=== SUPPLIED DATA ===
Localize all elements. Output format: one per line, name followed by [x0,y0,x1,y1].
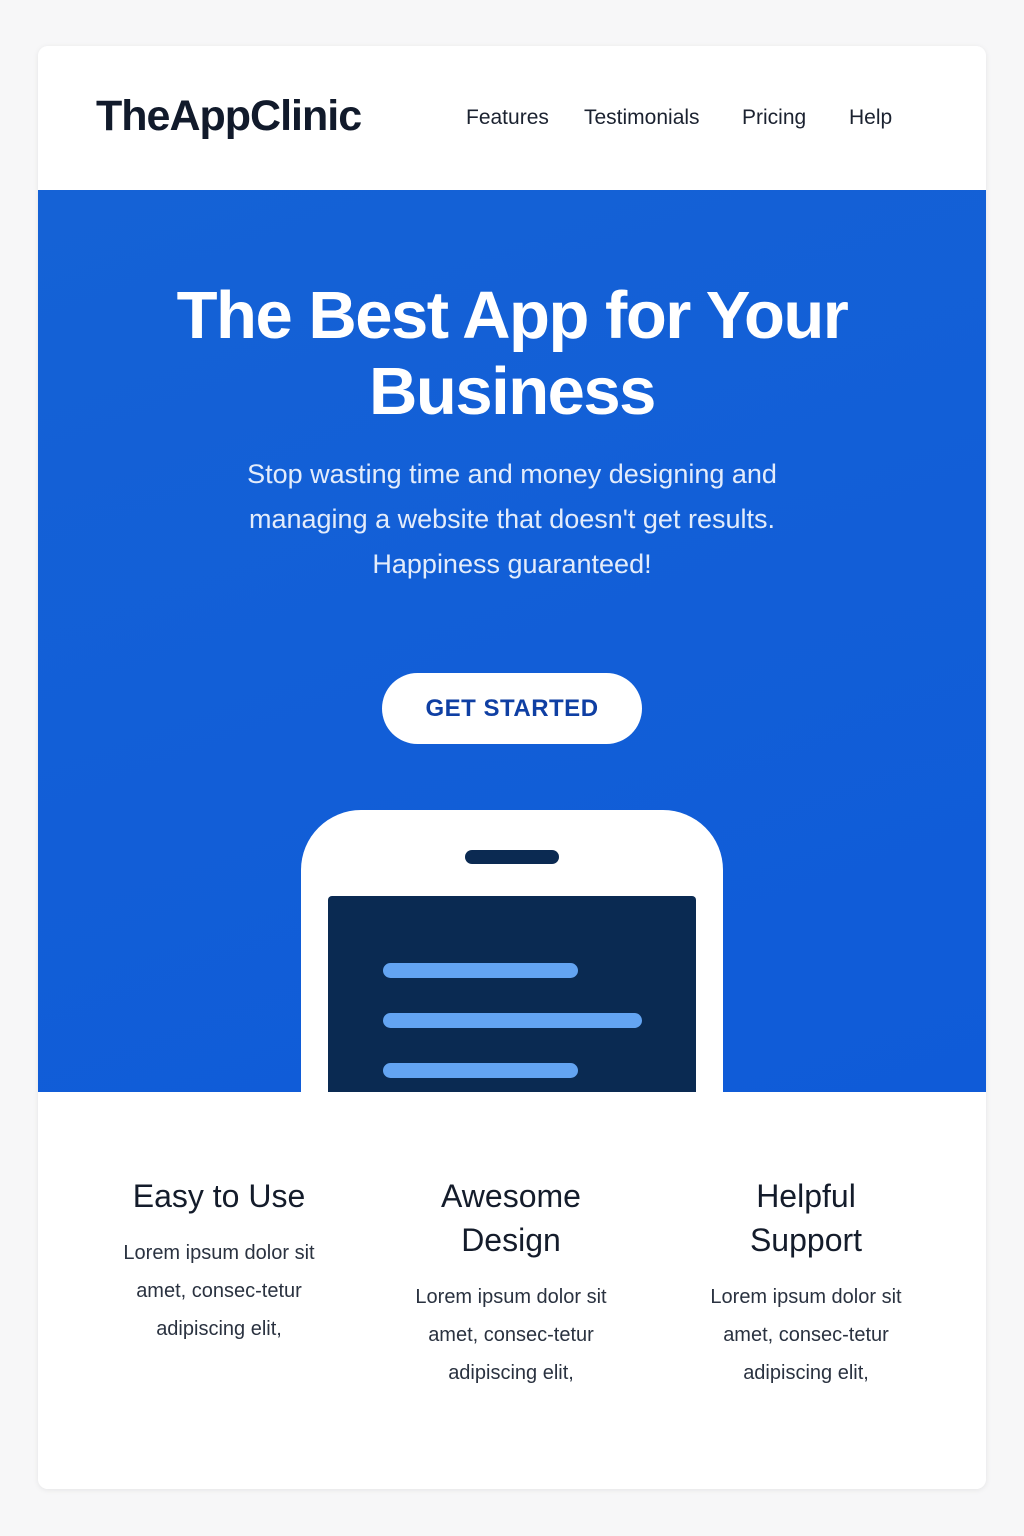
phone-illustration [301,810,723,1092]
feature-awesome-design: Awesome Design Lorem ipsum dolor sit ame… [381,1174,641,1392]
feature-title: Awesome Design [441,1178,581,1258]
main-nav: Features Testimonials Pricing Help [38,106,986,136]
hero-title: The Best App for Your Business [176,278,849,429]
feature-title: Easy to Use [132,1178,306,1214]
phone-speaker [465,850,559,864]
nav-help[interactable]: Help [849,106,892,130]
feature-easy-to-use: Easy to Use Lorem ipsum dolor sit amet, … [89,1174,349,1348]
get-started-button[interactable]: GET STARTED [382,673,642,744]
nav-testimonials[interactable]: Testimonials [584,106,700,130]
site-header: TheAppClinic Features Testimonials Prici… [38,46,986,190]
feature-text: Lorem ipsum dolor sit amet, consec-tetur… [710,1286,902,1384]
feature-title: Helpful Support [749,1178,863,1258]
screen-line [383,1063,578,1078]
feature-text: Lorem ipsum dolor sit amet, consec-tetur… [123,1242,315,1340]
nav-features[interactable]: Features [466,106,549,130]
screen-line [383,1013,642,1028]
feature-helpful-support: Helpful Support Lorem ipsum dolor sit am… [676,1174,936,1392]
features-section: Easy to Use Lorem ipsum dolor sit amet, … [38,1092,986,1489]
screen-line [383,963,578,978]
nav-pricing[interactable]: Pricing [742,106,806,130]
phone-screen [328,896,696,1092]
page-card: TheAppClinic Features Testimonials Prici… [38,46,986,1489]
feature-text: Lorem ipsum dolor sit amet, consec-tetur… [415,1286,607,1384]
hero-subtitle: Stop wasting time and money designing an… [247,459,777,579]
hero-section: The Best App for Your Business Stop wast… [38,190,986,1092]
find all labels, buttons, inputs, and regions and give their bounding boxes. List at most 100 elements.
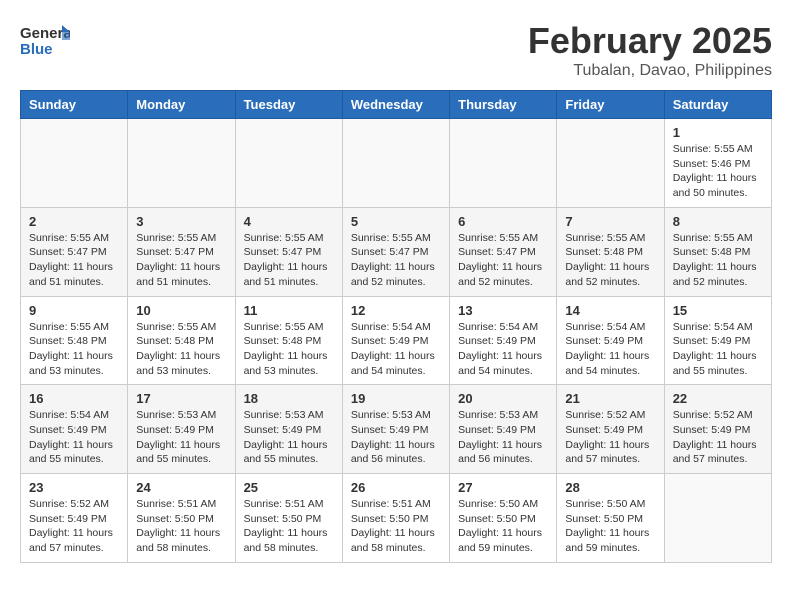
day-number: 14: [565, 303, 655, 318]
day-number: 2: [29, 214, 119, 229]
calendar-cell: 10Sunrise: 5:55 AM Sunset: 5:48 PM Dayli…: [128, 296, 235, 385]
weekday-header-wednesday: Wednesday: [342, 91, 449, 119]
calendar-cell: 3Sunrise: 5:55 AM Sunset: 5:47 PM Daylig…: [128, 207, 235, 296]
calendar-subtitle: Tubalan, Davao, Philippines: [528, 62, 772, 80]
day-number: 1: [673, 125, 763, 140]
calendar-cell: [342, 119, 449, 208]
week-row-4: 16 Sunrise: 5:54 AM Sunset: 5:49 PM Dayli…: [21, 385, 772, 474]
calendar-cell: 5Sunrise: 5:55 AM Sunset: 5:47 PM Daylig…: [342, 207, 449, 296]
calendar-cell: 1Sunrise: 5:55 AM Sunset: 5:46 PM Daylig…: [664, 119, 771, 208]
calendar-cell: [235, 119, 342, 208]
day-number: 25: [244, 480, 334, 495]
day-info: Sunrise: 5:51 AM Sunset: 5:50 PM Dayligh…: [136, 497, 226, 556]
day-number: 16: [29, 391, 119, 406]
day-number: 9: [29, 303, 119, 318]
day-number: 17: [136, 391, 226, 406]
day-info: Sunrise: 5:52 AM Sunset: 5:49 PM Dayligh…: [565, 408, 655, 467]
day-number: 12: [351, 303, 441, 318]
calendar-cell: [664, 474, 771, 563]
day-number: 20: [458, 391, 548, 406]
svg-text:Blue: Blue: [20, 41, 53, 58]
logo: General Blue: [20, 20, 70, 60]
day-info: Sunrise: 5:54 AM Sunset: 5:49 PM Dayligh…: [351, 320, 441, 379]
day-number: 28: [565, 480, 655, 495]
title-section: February 2025 Tubalan, Davao, Philippine…: [528, 20, 772, 80]
calendar-cell: 12 Sunrise: 5:54 AM Sunset: 5:49 PM Dayli…: [342, 296, 449, 385]
calendar-cell: 13 Sunrise: 5:54 AM Sunset: 5:49 PM Dayli…: [450, 296, 557, 385]
day-info: Sunrise: 5:52 AM Sunset: 5:49 PM Dayligh…: [673, 408, 763, 467]
calendar-cell: 15 Sunrise: 5:54 AM Sunset: 5:49 PM Dayli…: [664, 296, 771, 385]
day-number: 11: [244, 303, 334, 318]
weekday-header-tuesday: Tuesday: [235, 91, 342, 119]
day-info: Sunrise: 5:54 AM Sunset: 5:49 PM Dayligh…: [565, 320, 655, 379]
day-info: Sunrise: 5:54 AM Sunset: 5:49 PM Dayligh…: [673, 320, 763, 379]
calendar-cell: 7 Sunrise: 5:55 AM Sunset: 5:48 PM Daylig…: [557, 207, 664, 296]
day-number: 23: [29, 480, 119, 495]
day-info: Sunrise: 5:53 AM Sunset: 5:49 PM Dayligh…: [458, 408, 548, 467]
calendar-cell: 24 Sunrise: 5:51 AM Sunset: 5:50 PM Dayli…: [128, 474, 235, 563]
day-number: 6: [458, 214, 548, 229]
calendar-cell: 8 Sunrise: 5:55 AM Sunset: 5:48 PM Daylig…: [664, 207, 771, 296]
calendar-cell: 23Sunrise: 5:52 AM Sunset: 5:49 PM Dayli…: [21, 474, 128, 563]
calendar-cell: 9Sunrise: 5:55 AM Sunset: 5:48 PM Daylig…: [21, 296, 128, 385]
day-info: Sunrise: 5:55 AM Sunset: 5:47 PM Dayligh…: [29, 231, 119, 290]
calendar-cell: 20 Sunrise: 5:53 AM Sunset: 5:49 PM Dayli…: [450, 385, 557, 474]
week-row-3: 9 Sunrise: 5:55 AM Sunset: 5:48 PM Daylig…: [21, 296, 772, 385]
day-number: 8: [673, 214, 763, 229]
day-info: Sunrise: 5:55 AM Sunset: 5:48 PM Dayligh…: [673, 231, 763, 290]
calendar-cell: 19Sunrise: 5:53 AM Sunset: 5:49 PM Dayli…: [342, 385, 449, 474]
day-number: 19: [351, 391, 441, 406]
calendar-cell: 26 Sunrise: 5:51 AM Sunset: 5:50 PM Dayli…: [342, 474, 449, 563]
weekday-header-thursday: Thursday: [450, 91, 557, 119]
calendar-cell: 18Sunrise: 5:53 AM Sunset: 5:49 PM Dayli…: [235, 385, 342, 474]
day-info: Sunrise: 5:55 AM Sunset: 5:48 PM Dayligh…: [565, 231, 655, 290]
day-info: Sunrise: 5:55 AM Sunset: 5:47 PM Dayligh…: [458, 231, 548, 290]
calendar-cell: 14 Sunrise: 5:54 AM Sunset: 5:49 PM Dayli…: [557, 296, 664, 385]
calendar-title: February 2025: [528, 20, 772, 62]
day-number: 5: [351, 214, 441, 229]
calendar-cell: [450, 119, 557, 208]
weekday-header-saturday: Saturday: [664, 91, 771, 119]
calendar-cell: 17 Sunrise: 5:53 AM Sunset: 5:49 PM Dayli…: [128, 385, 235, 474]
weekday-header-monday: Monday: [128, 91, 235, 119]
day-info: Sunrise: 5:50 AM Sunset: 5:50 PM Dayligh…: [458, 497, 548, 556]
day-number: 13: [458, 303, 548, 318]
calendar-cell: 2 Sunrise: 5:55 AM Sunset: 5:47 PM Daylig…: [21, 207, 128, 296]
day-number: 3: [136, 214, 226, 229]
calendar-cell: 28 Sunrise: 5:50 AM Sunset: 5:50 PM Dayli…: [557, 474, 664, 563]
day-info: Sunrise: 5:51 AM Sunset: 5:50 PM Dayligh…: [351, 497, 441, 556]
calendar-cell: 6 Sunrise: 5:55 AM Sunset: 5:47 PM Daylig…: [450, 207, 557, 296]
day-info: Sunrise: 5:50 AM Sunset: 5:50 PM Dayligh…: [565, 497, 655, 556]
calendar-cell: 25 Sunrise: 5:51 AM Sunset: 5:50 PM Dayli…: [235, 474, 342, 563]
week-row-2: 2 Sunrise: 5:55 AM Sunset: 5:47 PM Daylig…: [21, 207, 772, 296]
day-number: 4: [244, 214, 334, 229]
calendar-cell: 27Sunrise: 5:50 AM Sunset: 5:50 PM Dayli…: [450, 474, 557, 563]
day-number: 26: [351, 480, 441, 495]
page-header: General Blue February 2025 Tubalan, Dava…: [20, 20, 772, 80]
day-info: Sunrise: 5:53 AM Sunset: 5:49 PM Dayligh…: [136, 408, 226, 467]
weekday-header-row: SundayMondayTuesdayWednesdayThursdayFrid…: [21, 91, 772, 119]
day-info: Sunrise: 5:54 AM Sunset: 5:49 PM Dayligh…: [458, 320, 548, 379]
weekday-header-sunday: Sunday: [21, 91, 128, 119]
calendar-table: SundayMondayTuesdayWednesdayThursdayFrid…: [20, 90, 772, 563]
day-number: 15: [673, 303, 763, 318]
calendar-cell: 16 Sunrise: 5:54 AM Sunset: 5:49 PM Dayli…: [21, 385, 128, 474]
day-number: 21: [565, 391, 655, 406]
day-number: 18: [244, 391, 334, 406]
day-number: 7: [565, 214, 655, 229]
day-info: Sunrise: 5:55 AM Sunset: 5:47 PM Dayligh…: [244, 231, 334, 290]
calendar-cell: 21 Sunrise: 5:52 AM Sunset: 5:49 PM Dayli…: [557, 385, 664, 474]
weekday-header-friday: Friday: [557, 91, 664, 119]
week-row-5: 23Sunrise: 5:52 AM Sunset: 5:49 PM Dayli…: [21, 474, 772, 563]
day-info: Sunrise: 5:55 AM Sunset: 5:48 PM Dayligh…: [244, 320, 334, 379]
day-number: 22: [673, 391, 763, 406]
calendar-cell: [557, 119, 664, 208]
day-info: Sunrise: 5:51 AM Sunset: 5:50 PM Dayligh…: [244, 497, 334, 556]
calendar-cell: [21, 119, 128, 208]
logo-icon: General Blue: [20, 20, 70, 60]
calendar-cell: 22 Sunrise: 5:52 AM Sunset: 5:49 PM Dayli…: [664, 385, 771, 474]
day-info: Sunrise: 5:54 AM Sunset: 5:49 PM Dayligh…: [29, 408, 119, 467]
day-number: 24: [136, 480, 226, 495]
calendar-cell: 11 Sunrise: 5:55 AM Sunset: 5:48 PM Dayli…: [235, 296, 342, 385]
day-number: 10: [136, 303, 226, 318]
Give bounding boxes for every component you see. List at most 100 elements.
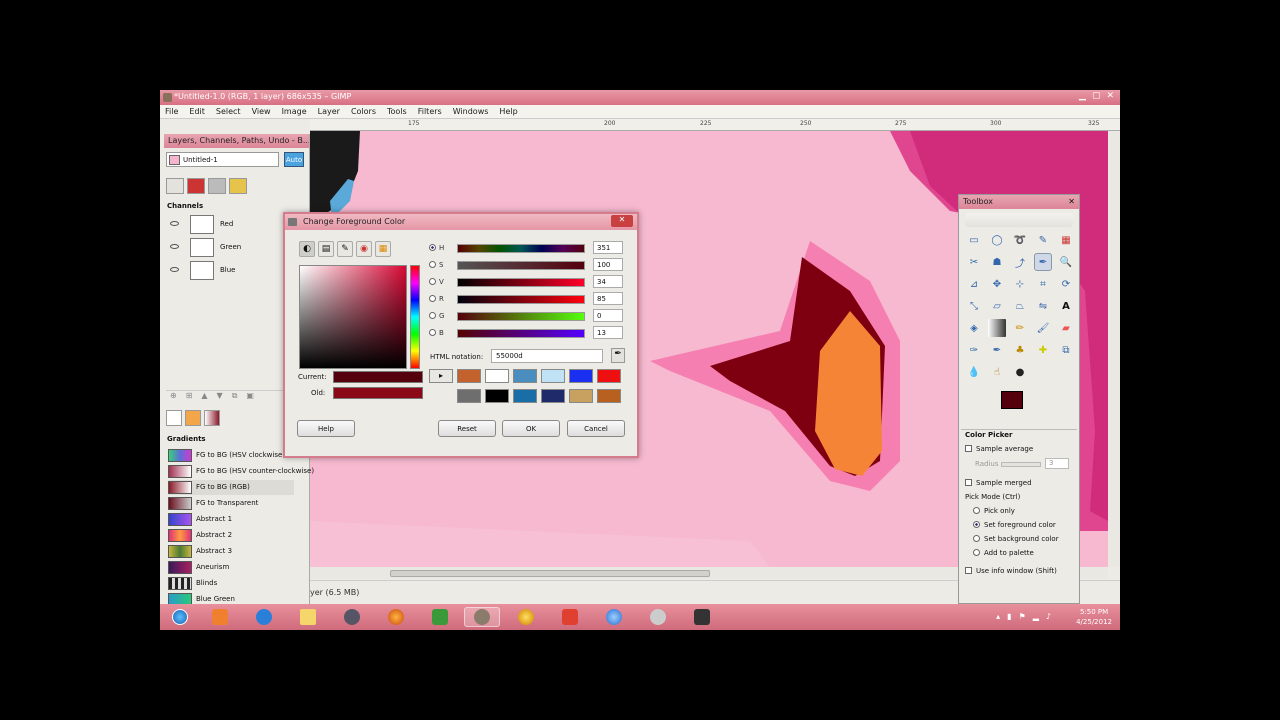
===
DIRECTIONS FOR THIS TASK — Put the rows from the line with "phone-illustration [301,810,723,1092]" to the line with "feature-title: Helpful Support" into a Markdown table, skipping blank lines. Use the columns n for the row number and Line for the line itself.

RESPONSE TO THIS TASK —
| n | Line |
|---|---|
| 1 | phone-illustration [301,810,723,1092] |
| 2 | feature-awesome-design: Awesome Design Lorem ipsum dolor sit ame… [381,1174,641,1392] |
| 3 | feature-title: Awesome Design [441,1178,581,1258] |
| 4 | main-nav: Features Testimonials Pricing Help [38,106,986,136] |
| 5 | hero-title: The Best App for Your Business [176,278,849,429] |
| 6 | feature-title: Easy to Use [132,1178,306,1214] |
| 7 | phone-speaker [465,850,559,864] |
| 8 | nav-help[interactable]: Help [849,106,892,130] |
| 9 | feature-easy-to-use: Easy to Use Lorem ipsum dolor sit amet, … [89,1174,349,1348] |
| 10 | get-started-button[interactable]: GET STARTED [382,673,642,744] |
| 11 | nav-testimonials[interactable]: Testimonials [584,106,700,130] |
| 12 | site-header: TheAppClinic Features Testimonials Prici… [38,46,986,190] |
| 13 | feature-text: Lorem ipsum dolor sit amet, consec-tetur… [710,1286,902,1384] |
| 14 | feature-title: Helpful Support [749,1178,863,1258] |